[Some records]
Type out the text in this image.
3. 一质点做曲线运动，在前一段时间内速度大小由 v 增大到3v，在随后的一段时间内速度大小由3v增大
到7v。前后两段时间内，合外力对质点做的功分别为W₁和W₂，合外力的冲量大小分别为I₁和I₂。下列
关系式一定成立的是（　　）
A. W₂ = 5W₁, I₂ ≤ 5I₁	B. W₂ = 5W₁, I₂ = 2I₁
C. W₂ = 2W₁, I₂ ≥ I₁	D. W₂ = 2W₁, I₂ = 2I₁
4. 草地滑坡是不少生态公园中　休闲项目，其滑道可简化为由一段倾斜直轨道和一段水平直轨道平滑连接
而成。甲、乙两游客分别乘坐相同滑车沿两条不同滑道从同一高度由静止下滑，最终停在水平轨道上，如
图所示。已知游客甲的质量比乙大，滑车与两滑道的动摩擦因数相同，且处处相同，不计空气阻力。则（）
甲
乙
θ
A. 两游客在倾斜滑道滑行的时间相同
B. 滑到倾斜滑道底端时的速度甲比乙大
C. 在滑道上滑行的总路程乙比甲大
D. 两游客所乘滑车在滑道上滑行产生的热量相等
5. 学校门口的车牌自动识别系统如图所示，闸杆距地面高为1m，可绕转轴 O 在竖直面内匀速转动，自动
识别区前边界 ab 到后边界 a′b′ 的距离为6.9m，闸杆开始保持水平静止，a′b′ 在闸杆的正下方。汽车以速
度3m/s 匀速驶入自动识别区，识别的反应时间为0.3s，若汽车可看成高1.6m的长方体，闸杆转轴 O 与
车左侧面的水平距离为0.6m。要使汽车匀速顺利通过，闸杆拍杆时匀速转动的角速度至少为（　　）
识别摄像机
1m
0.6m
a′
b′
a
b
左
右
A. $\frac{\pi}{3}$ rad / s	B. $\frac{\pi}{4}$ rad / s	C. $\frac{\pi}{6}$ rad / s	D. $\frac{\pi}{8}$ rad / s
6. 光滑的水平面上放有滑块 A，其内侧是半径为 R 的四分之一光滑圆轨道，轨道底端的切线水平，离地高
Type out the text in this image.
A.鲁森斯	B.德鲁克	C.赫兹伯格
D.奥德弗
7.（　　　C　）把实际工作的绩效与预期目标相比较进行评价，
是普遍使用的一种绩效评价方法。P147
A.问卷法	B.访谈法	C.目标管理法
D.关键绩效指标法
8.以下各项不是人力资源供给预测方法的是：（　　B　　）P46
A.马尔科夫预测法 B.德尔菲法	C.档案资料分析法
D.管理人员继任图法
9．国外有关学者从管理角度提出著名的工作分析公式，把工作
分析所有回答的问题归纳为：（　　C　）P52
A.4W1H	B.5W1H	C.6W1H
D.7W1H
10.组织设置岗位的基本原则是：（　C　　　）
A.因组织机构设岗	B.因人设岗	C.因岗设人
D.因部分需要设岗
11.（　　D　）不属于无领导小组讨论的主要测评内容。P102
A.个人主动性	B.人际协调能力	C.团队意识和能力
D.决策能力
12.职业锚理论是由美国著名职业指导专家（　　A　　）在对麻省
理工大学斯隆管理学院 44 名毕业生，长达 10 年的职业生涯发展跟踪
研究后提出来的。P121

§ **THE PROBLEM**
Retype the entries exactly, including every line.

§ **SOLUTION FOR THIS PROBLEM**
Type out the text in this image.
3. 一质点做曲线运动，在前一段时间内速度大小由 v 增大到3v，在随后的一段时间内速度大小由3v增大
到7v。前后两段时间内，合外力对质点做的功分别为W₁和W₂，合外力的冲量大小分别为I₁和I₂。下列
关系式一定成立的是（　　）
A. W₂ = 5W₁, I₂ ≤ 5I₁	B. W₂ = 5W₁, I₂ = 2I₁
C. W₂ = 2W₁, I₂ ≥ I₁	D. W₂ = 2W₁, I₂ = 2I₁
4. 草地滑坡是不少生态公园中　休闲项目，其滑道可简化为由一段倾斜直轨道和一段水平直轨道平滑连接
而成。甲、乙两游客分别乘坐相同滑车沿两条不同滑道从同一高度由静止下滑，最终停在水平轨道上，如
图所示。已知游客甲的质量比乙大，滑车与两滑道的动摩擦因数相同，且处处相同，不计空气阻力。则（）
甲
乙
θ
A. 两游客在倾斜滑道滑行的时间相同
B. 滑到倾斜滑道底端时的速度甲比乙大
C. 在滑道上滑行的总路程乙比甲大
D. 两游客所乘滑车在滑道上滑行产生的热量相等
5. 学校门口的车牌自动识别系统如图所示，闸杆距地面高为1m，可绕转轴 O 在竖直面内匀速转动，自动
识别区前边界 ab 到后边界 a′b′ 的距离为6.9m，闸杆开始保持水平静止，a′b′ 在闸杆的正下方。汽车以速
度3m/s 匀速驶入自动识别区，识别的反应时间为0.3s，若汽车可看成高1.6m的长方体，闸杆转轴 O 与
车左侧面的水平距离为0.6m。要使汽车匀速顺利通过，闸杆拍杆时匀速转动的角速度至少为（　　）
识别摄像机
1m
0.6m
a′
b′
a
b
左
右
A. $\frac{\pi}{3}$ rad / s	B. $\frac{\pi}{4}$ rad / s	C. $\frac{\pi}{6}$ rad / s	D. $\frac{\pi}{8}$ rad / s
6. 光滑的水平面上放有滑块 A，其内侧是半径为 R 的四分之一光滑圆轨道，轨道底端的切线水平，离地高
Type out the text in this image.
A.鲁森斯	B.德鲁克	C.赫兹伯格
D.奥德弗
7.（　　　C　）把实际工作的绩效与预期目标相比较进行评价，
是普遍使用的一种绩效评价方法。P147
A.问卷法	B.访谈法	C.目标管理法
D.关键绩效指标法
8.以下各项不是人力资源供给预测方法的是：（　　B　　）P46
A.马尔科夫预测法 B.德尔菲法	C.档案资料分析法
D.管理人员继任图法
9．国外有关学者从管理角度提出著名的工作分析公式，把工作
分析所有回答的问题归纳为：（　　C　）P52
A.4W1H	B.5W1H	C.6W1H
D.7W1H
10.组织设置岗位的基本原则是：（　C　　　）
A.因组织机构设岗	B.因人设岗	C.因岗设人
D.因部分需要设岗
11.（　　D　）不属于无领导小组讨论的主要测评内容。P102
A.个人主动性	B.人际协调能力	C.团队意识和能力
D.决策能力
12.职业锚理论是由美国著名职业指导专家（　　A　　）在对麻省
理工大学斯隆管理学院 44 名毕业生，长达 10 年的职业生涯发展跟踪
研究后提出来的。P121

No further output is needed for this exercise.